--- Exercise materials ---

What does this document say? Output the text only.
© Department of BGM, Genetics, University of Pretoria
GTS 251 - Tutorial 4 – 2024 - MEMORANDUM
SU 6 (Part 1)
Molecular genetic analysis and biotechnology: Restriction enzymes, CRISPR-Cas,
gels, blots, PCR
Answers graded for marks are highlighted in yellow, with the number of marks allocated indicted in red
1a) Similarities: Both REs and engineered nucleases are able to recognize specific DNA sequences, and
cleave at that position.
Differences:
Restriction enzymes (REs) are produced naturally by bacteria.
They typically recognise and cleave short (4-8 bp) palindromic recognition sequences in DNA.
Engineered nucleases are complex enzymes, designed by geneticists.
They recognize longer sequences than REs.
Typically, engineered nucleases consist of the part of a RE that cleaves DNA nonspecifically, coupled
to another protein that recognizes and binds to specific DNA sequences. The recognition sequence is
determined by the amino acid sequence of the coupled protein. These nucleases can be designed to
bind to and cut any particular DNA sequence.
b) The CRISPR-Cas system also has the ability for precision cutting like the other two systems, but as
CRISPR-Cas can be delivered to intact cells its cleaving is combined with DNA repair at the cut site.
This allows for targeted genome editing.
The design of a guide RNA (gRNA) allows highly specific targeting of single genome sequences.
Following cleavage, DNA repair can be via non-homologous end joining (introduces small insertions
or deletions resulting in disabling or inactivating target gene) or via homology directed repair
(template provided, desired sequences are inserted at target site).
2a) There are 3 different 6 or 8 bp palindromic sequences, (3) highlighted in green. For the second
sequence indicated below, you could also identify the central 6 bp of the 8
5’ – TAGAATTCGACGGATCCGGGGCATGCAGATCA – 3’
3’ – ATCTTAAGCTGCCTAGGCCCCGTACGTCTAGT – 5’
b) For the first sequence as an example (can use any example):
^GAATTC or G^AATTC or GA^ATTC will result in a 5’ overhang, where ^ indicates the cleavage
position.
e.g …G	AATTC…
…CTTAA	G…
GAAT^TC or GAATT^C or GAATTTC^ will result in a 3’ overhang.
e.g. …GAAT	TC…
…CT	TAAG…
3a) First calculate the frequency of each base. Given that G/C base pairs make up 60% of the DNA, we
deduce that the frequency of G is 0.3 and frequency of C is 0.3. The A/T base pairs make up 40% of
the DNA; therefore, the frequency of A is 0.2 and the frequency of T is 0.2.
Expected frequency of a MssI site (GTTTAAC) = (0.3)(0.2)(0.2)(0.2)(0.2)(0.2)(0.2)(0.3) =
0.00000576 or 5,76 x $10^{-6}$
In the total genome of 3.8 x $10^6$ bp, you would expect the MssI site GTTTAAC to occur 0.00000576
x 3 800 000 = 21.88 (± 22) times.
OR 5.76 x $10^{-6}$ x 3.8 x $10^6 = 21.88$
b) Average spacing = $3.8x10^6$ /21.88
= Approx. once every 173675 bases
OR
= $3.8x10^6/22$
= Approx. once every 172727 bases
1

---

### To do
From the entries, report every line in which the string "nucleases" occurs.

### Task answer
1a) Similarities: Both REs and engineered nucleases are able to recognize specific DNA sequences, and
Engineered nucleases are complex enzymes, designed by geneticists.
Typically, engineered nucleases consist of the part of a RE that cleaves DNA nonspecifically, coupled
determined by the amino acid sequence of the coupled protein. These nucleases can be designed to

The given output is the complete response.